- [Available records]

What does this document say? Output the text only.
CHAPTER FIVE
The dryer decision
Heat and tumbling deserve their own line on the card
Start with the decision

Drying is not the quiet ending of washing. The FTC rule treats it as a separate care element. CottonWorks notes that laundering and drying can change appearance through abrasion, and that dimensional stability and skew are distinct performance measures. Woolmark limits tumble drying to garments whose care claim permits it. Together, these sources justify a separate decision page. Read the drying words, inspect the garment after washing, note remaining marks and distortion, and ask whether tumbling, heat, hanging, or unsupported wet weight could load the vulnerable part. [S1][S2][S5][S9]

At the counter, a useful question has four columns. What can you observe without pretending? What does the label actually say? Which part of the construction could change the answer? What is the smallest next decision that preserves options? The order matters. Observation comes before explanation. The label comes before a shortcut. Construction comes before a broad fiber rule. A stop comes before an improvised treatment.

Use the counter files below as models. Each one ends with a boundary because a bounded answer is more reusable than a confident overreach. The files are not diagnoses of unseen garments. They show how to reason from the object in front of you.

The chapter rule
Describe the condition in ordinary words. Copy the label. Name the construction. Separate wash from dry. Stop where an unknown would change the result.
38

- [Your goal]
Nothing should be left out: return all of the records exactly.

- [Response below]
What does this document say? Output the text only.
CHAPTER FIVE
The dryer decision
Heat and tumbling deserve their own line on the card
Start with the decision

Drying is not the quiet ending of washing. The FTC rule treats it as a separate care element. CottonWorks notes that laundering and drying can change appearance through abrasion, and that dimensional stability and skew are distinct performance measures. Woolmark limits tumble drying to garments whose care claim permits it. Together, these sources justify a separate decision page. Read the drying words, inspect the garment after washing, note remaining marks and distortion, and ask whether tumbling, heat, hanging, or unsupported wet weight could load the vulnerable part. [S1][S2][S5][S9]

At the counter, a useful question has four columns. What can you observe without pretending? What does the label actually say? Which part of the construction could change the answer? What is the smallest next decision that preserves options? The order matters. Observation comes before explanation. The label comes before a shortcut. Construction comes before a broad fiber rule. A stop comes before an improvised treatment.

Use the counter files below as models. Each one ends with a boundary because a bounded answer is more reusable than a confident overreach. The files are not diagnoses of unseen garments. They show how to reason from the object in front of you.

The chapter rule
Describe the condition in ordinary words. Copy the label. Name the construction. Separate wash from dry. Stop where an unknown would change the result.
38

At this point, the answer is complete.